Work to be completed -> Repeat the listing in full, exactly as it stands.

Data rows ->
________
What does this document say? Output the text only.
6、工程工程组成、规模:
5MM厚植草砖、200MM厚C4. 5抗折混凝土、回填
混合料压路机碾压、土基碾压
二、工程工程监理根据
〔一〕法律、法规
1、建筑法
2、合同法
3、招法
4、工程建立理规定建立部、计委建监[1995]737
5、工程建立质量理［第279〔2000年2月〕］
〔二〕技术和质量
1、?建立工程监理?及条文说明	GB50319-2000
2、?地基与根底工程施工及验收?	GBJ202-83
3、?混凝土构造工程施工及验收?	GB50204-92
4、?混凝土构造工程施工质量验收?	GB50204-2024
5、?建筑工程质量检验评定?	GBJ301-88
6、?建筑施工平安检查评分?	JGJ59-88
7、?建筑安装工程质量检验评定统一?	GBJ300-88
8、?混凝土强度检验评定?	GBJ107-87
________
Task result ->
What does this document say? Output the text only.
6、工程工程组成、规模:
5MM厚植草砖、200MM厚C4. 5抗折混凝土、回填
混合料压路机碾压、土基碾压
二、工程工程监理根据
〔一〕法律、法规
1、建筑法
2、合同法
3、招法
4、工程建立理规定建立部、计委建监[1995]737
5、工程建立质量理［第279〔2000年2月〕］
〔二〕技术和质量
1、?建立工程监理?及条文说明	GB50319-2000
2、?地基与根底工程施工及验收?	GBJ202-83
3、?混凝土构造工程施工及验收?	GB50204-92
4、?混凝土构造工程施工质量验收?	GB50204-2024
5、?建筑工程质量检验评定?	GBJ301-88
6、?建筑施工平安检查评分?	JGJ59-88
7、?建筑安装工程质量检验评定统一?	GBJ300-88
8、?混凝土强度检验评定?	GBJ107-87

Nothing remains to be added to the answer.